» **Task brief**
Pick out every line that holds the string "NAME" and copy it.

[Dataset entries]
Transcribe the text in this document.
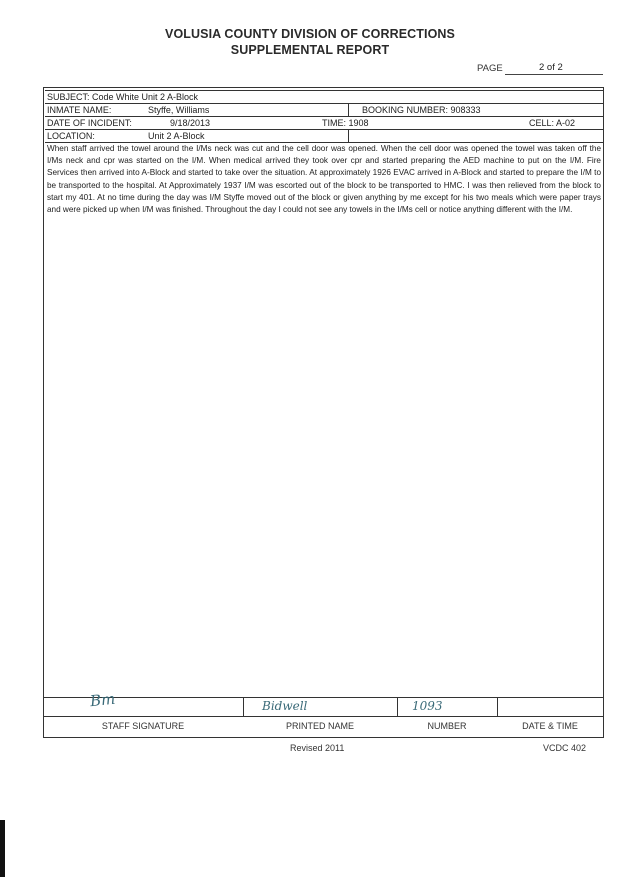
VOLUSIA COUNTY DIVISION OF CORRECTIONS
SUPPLEMENTAL REPORT
PAGE	2 of 2
SUBJECT: Code White Unit 2 A-Block
INMATE NAME:	Styffe, Williams	BOOKING NUMBER: 908333
DATE OF INCIDENT:	9/18/2013	TIME: 1908	CELL: A-02
LOCATION:	Unit 2 A-Block
When staff arrived the towel around the I/Ms neck was cut and the cell door was opened. When the cell door was opened the towel was taken off the I/Ms neck and cpr was started on the I/M. When medical arrived they took over cpr and started preparing the AED machine to put on the I/M. Fire Services then arrived into A-Block and started to take over the situation. At approximately 1926 EVAC arrived in A-Block and started to prepare the I/M to be transported to the hospital. At Approximately 1937 I/M was escorted out of the block to be transported to HMC. I was then relieved from the block to start my 401. At no time during the day was I/M Styffe moved out of the block or given anything by me except for his two meals which were paper trays and were picked up when I/M was finished. Throughout the day I could not see any towels in the I/Ms cell or notice anything different with the I/M.
Bm	Bidwell	1093
STAFF SIGNATURE	PRINTED NAME	NUMBER	DATE & TIME
Revised 2011	VCDC 402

» **Result of this exercise**
INMATE NAME:	Styffe, Williams	BOOKING NUMBER: 908333
STAFF SIGNATURE	PRINTED NAME	NUMBER	DATE & TIME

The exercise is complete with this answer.